Material:
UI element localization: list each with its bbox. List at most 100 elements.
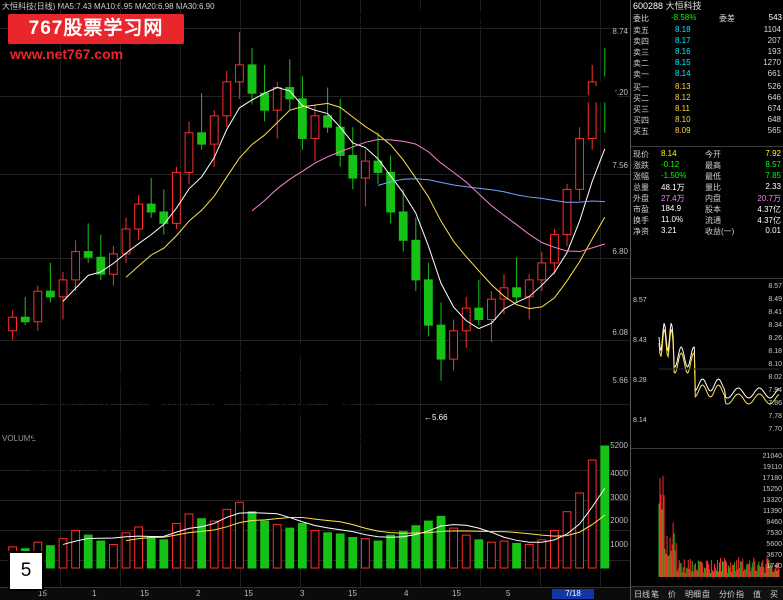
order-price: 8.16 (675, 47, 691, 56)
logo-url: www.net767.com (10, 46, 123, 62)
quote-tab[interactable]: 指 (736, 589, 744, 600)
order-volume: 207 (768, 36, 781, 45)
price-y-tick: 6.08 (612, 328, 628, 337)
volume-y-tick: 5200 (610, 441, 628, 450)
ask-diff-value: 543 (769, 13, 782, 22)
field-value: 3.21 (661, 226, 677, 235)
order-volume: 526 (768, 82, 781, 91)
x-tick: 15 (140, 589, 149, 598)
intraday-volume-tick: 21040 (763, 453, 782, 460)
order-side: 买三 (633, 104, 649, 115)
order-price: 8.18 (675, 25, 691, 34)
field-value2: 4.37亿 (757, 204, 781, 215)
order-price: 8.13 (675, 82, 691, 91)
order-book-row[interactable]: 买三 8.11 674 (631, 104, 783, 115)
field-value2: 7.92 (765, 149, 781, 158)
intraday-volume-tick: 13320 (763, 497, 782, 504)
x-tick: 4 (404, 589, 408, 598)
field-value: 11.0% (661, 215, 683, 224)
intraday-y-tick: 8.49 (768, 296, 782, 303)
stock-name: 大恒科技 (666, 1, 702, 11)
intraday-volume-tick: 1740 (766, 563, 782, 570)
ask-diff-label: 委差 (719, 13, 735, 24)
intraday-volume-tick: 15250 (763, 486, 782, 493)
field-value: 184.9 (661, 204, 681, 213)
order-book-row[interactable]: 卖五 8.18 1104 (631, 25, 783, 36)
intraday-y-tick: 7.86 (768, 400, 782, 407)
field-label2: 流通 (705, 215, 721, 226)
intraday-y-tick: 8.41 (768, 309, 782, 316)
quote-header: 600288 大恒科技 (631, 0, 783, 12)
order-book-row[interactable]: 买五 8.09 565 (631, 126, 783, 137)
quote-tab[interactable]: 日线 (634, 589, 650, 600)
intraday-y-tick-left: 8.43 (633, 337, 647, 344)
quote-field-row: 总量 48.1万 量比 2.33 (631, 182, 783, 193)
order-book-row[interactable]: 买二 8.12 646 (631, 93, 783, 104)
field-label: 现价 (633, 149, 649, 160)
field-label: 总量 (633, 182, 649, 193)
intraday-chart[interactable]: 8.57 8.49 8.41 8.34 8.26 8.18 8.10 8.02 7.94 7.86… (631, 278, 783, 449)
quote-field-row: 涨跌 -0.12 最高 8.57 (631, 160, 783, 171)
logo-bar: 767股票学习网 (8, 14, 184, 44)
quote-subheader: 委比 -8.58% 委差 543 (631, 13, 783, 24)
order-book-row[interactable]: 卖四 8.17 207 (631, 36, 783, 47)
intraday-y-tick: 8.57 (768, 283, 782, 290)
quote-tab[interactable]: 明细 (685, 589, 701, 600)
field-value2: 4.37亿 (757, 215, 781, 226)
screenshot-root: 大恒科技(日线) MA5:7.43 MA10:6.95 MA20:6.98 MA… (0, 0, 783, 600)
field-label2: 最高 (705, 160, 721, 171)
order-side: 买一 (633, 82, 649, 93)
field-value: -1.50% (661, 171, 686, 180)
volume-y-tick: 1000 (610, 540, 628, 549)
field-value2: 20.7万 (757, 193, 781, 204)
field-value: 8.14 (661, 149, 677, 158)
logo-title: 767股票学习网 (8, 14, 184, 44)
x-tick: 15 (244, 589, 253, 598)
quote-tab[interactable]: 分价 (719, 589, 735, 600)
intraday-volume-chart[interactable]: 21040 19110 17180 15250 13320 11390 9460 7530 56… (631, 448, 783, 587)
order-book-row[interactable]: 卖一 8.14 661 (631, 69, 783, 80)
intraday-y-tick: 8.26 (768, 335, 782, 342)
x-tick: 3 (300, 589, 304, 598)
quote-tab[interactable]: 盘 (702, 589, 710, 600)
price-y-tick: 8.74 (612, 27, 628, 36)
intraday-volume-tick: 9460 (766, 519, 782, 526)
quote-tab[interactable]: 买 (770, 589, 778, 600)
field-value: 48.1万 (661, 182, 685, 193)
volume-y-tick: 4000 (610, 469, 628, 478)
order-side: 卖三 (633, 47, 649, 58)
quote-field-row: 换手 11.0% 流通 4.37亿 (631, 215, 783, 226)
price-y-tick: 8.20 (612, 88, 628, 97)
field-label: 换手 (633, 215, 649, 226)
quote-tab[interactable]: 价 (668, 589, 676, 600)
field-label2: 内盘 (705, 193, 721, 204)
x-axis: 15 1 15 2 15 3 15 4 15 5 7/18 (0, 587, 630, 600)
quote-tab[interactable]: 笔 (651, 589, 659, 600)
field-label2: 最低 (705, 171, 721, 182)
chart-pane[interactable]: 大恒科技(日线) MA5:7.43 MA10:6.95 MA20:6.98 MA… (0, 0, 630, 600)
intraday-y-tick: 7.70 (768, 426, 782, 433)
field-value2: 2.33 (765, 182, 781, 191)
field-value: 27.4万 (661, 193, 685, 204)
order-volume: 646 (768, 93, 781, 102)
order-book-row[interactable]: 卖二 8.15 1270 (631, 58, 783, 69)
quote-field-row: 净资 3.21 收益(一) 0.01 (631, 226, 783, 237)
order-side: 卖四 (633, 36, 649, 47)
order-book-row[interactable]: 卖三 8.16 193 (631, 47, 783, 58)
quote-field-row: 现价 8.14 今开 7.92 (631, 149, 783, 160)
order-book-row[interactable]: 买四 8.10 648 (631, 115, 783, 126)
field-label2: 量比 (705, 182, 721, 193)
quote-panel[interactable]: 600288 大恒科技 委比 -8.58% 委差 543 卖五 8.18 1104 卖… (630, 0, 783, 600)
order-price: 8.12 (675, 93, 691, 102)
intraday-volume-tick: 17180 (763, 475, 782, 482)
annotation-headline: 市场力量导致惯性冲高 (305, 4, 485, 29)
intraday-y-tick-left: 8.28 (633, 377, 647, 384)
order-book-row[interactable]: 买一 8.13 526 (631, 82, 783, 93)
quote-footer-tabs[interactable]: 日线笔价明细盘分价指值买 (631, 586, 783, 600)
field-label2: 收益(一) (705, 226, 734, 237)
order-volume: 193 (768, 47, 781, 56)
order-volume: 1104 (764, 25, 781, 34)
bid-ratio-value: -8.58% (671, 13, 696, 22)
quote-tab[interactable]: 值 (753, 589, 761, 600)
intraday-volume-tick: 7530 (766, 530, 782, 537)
--
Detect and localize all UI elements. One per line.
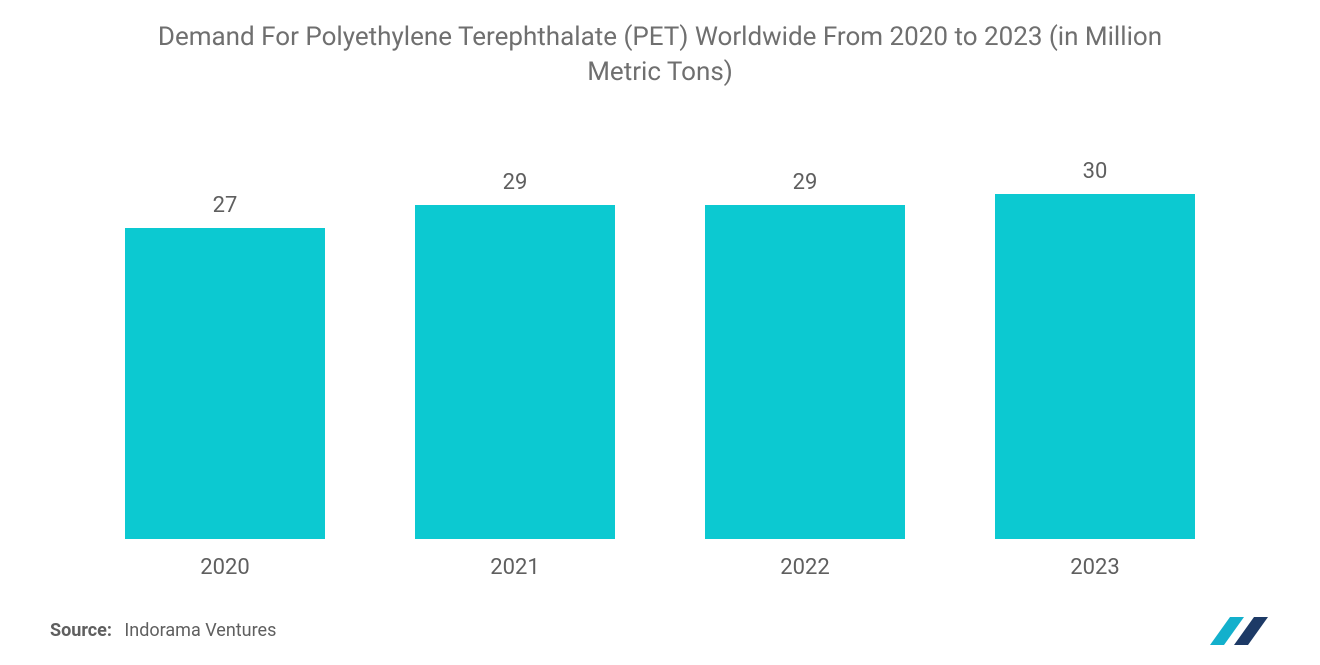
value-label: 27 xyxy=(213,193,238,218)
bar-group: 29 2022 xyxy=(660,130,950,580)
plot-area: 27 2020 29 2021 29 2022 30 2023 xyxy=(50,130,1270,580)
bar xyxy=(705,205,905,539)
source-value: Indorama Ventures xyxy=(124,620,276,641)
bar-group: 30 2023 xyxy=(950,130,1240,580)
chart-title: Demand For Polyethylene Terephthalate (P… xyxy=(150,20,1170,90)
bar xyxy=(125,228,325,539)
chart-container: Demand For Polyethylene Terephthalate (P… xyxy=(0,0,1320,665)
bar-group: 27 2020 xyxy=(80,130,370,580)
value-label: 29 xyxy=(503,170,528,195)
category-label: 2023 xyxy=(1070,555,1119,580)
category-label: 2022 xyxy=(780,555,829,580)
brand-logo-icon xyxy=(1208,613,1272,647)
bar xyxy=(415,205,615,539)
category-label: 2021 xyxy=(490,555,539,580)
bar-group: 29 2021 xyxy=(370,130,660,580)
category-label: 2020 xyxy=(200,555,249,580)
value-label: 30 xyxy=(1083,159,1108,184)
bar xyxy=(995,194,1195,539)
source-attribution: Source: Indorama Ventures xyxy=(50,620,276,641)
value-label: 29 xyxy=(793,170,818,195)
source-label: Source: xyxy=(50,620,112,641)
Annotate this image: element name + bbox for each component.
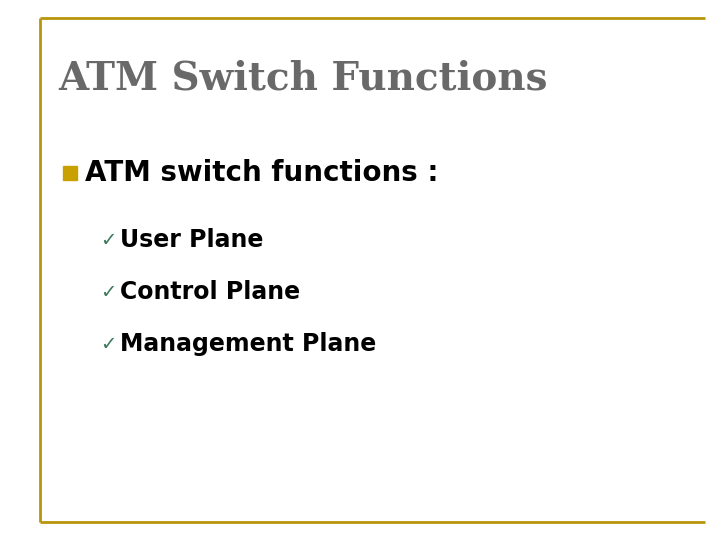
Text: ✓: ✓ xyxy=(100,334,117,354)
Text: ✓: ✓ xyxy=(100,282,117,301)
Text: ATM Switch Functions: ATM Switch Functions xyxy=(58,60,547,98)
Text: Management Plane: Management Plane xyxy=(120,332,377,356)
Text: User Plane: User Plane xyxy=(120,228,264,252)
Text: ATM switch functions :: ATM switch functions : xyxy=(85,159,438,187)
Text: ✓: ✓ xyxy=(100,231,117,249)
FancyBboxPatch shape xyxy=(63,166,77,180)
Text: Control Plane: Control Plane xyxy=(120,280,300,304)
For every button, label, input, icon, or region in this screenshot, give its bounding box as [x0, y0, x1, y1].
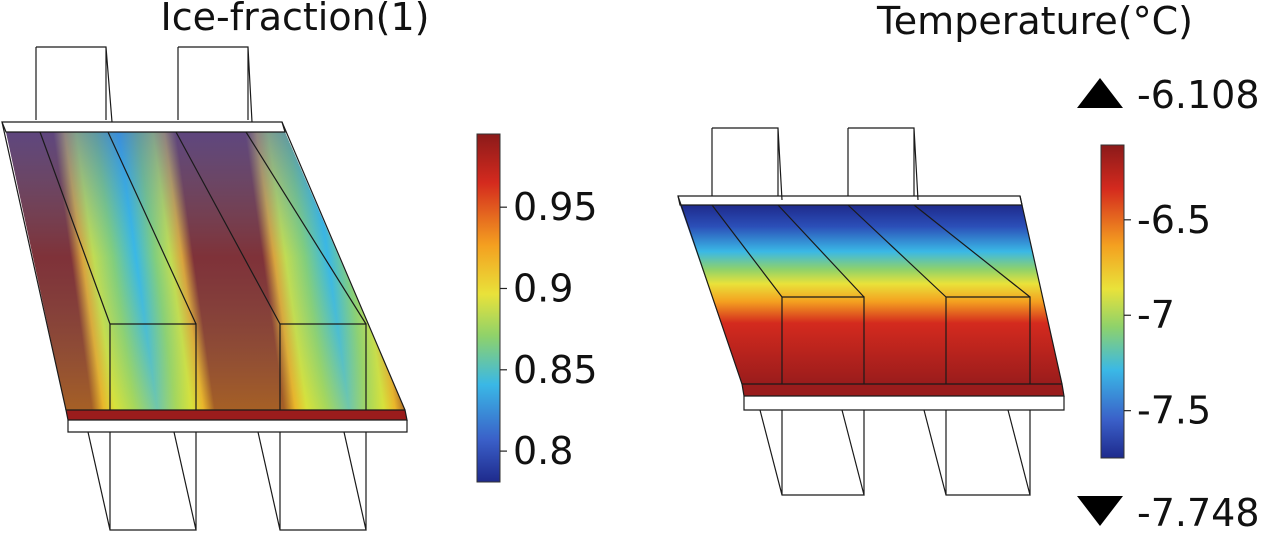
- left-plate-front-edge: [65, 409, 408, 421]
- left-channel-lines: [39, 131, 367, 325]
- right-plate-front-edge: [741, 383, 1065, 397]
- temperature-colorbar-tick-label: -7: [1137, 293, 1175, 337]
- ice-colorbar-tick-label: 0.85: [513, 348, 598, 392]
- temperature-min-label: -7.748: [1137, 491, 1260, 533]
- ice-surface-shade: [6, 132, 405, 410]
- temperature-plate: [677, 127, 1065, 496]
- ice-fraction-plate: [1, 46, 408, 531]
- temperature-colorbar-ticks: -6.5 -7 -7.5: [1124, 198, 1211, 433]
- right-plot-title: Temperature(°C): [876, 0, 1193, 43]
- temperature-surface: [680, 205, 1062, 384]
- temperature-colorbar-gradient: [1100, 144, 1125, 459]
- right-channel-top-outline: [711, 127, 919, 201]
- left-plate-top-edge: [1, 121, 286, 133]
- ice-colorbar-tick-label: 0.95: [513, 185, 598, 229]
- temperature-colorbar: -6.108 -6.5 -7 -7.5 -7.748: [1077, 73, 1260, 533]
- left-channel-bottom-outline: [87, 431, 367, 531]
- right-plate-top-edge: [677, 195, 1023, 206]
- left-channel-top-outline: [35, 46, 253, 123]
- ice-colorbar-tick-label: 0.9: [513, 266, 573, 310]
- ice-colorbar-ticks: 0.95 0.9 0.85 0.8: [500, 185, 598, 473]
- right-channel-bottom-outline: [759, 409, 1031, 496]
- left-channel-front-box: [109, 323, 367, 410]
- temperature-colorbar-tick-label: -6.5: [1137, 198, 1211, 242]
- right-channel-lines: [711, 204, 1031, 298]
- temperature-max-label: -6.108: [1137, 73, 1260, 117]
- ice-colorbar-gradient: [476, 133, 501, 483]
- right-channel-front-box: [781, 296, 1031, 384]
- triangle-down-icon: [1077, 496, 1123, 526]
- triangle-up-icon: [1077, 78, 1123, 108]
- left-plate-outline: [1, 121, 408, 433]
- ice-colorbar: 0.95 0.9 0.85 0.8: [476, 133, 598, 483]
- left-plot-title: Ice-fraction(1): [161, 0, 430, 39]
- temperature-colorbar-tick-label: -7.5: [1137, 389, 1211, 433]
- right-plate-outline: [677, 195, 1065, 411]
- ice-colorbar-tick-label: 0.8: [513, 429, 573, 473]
...
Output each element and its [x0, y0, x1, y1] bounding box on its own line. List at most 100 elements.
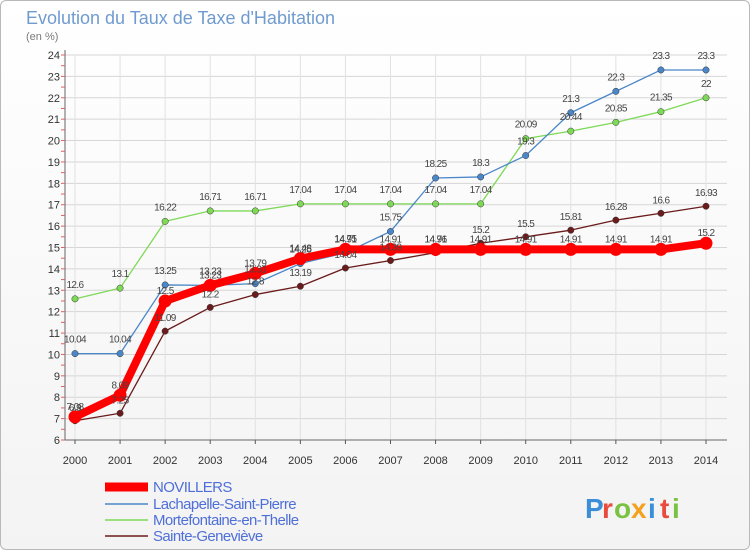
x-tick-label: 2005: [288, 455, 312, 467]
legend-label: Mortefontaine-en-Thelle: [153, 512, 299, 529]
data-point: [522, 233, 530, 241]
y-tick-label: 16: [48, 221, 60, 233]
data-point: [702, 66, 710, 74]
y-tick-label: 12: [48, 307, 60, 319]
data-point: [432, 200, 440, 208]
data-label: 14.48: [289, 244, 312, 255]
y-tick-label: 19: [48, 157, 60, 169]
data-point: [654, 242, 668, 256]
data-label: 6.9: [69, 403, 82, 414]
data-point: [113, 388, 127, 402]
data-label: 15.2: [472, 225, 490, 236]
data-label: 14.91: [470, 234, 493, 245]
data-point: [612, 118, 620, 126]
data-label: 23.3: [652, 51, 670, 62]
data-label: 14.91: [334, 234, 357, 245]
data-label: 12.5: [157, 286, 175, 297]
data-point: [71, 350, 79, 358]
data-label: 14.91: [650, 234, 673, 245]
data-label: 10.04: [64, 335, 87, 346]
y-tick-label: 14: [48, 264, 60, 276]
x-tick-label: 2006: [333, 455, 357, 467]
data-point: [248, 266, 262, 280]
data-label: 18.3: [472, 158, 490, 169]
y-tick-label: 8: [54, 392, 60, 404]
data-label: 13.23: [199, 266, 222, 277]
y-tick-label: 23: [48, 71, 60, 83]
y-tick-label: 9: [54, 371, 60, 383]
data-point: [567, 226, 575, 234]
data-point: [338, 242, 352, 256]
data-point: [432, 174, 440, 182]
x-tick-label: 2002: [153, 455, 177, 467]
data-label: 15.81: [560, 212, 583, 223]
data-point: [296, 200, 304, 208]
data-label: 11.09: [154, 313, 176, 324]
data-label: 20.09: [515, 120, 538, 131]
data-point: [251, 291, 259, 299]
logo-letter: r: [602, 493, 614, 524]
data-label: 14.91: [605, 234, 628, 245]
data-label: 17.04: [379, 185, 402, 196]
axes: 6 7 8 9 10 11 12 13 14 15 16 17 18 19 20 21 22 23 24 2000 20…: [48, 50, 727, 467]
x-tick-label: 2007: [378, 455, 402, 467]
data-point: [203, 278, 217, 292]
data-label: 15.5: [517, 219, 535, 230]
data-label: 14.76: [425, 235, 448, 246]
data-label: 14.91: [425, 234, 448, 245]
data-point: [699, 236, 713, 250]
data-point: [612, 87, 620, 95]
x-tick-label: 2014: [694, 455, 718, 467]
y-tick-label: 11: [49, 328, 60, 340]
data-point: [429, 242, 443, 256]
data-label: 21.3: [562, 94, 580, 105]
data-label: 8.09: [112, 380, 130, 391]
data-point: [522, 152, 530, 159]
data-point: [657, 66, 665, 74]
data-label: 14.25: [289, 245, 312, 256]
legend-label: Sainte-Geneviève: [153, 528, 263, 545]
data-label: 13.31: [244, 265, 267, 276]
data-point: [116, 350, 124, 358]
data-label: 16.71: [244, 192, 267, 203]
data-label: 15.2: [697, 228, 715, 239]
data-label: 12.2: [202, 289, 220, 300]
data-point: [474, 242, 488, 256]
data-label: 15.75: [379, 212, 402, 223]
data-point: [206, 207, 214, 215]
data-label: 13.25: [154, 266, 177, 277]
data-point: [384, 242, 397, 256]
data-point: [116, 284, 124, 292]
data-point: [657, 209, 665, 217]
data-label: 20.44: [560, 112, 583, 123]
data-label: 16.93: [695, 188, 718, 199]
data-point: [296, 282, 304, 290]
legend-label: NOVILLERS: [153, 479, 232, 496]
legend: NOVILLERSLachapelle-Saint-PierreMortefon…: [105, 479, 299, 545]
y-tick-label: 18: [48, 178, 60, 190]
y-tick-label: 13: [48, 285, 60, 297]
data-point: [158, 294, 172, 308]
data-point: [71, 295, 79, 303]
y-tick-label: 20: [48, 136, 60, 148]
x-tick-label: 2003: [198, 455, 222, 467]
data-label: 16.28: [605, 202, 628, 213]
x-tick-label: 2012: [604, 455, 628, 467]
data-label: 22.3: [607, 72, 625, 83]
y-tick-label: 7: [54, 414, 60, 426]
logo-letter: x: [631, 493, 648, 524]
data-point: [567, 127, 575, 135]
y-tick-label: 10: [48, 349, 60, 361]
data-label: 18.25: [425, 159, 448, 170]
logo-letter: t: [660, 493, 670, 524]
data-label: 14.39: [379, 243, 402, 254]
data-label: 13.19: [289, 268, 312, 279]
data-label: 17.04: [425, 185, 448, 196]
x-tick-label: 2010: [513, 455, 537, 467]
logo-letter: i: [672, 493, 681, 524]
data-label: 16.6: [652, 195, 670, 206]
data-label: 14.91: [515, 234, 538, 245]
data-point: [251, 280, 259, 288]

Set problem:
Reproduce the stretch of records from the line containing "x-tick-label: 2005: [288, 455, 312, 467]" through the line containing "y-tick-label: 12: [48, 307, 60, 319]", switching "legend-label" to "series-label" and leaving everything else unchanged.

The answer:
x-tick-label: 2005: [288, 455, 312, 467]
series-label: Mortefontaine-en-Thelle: [153, 512, 299, 529]
data-point: [522, 233, 530, 241]
y-tick-label: 16: [48, 221, 60, 233]
data-point: [702, 66, 710, 74]
y-tick-label: 12: [48, 307, 60, 319]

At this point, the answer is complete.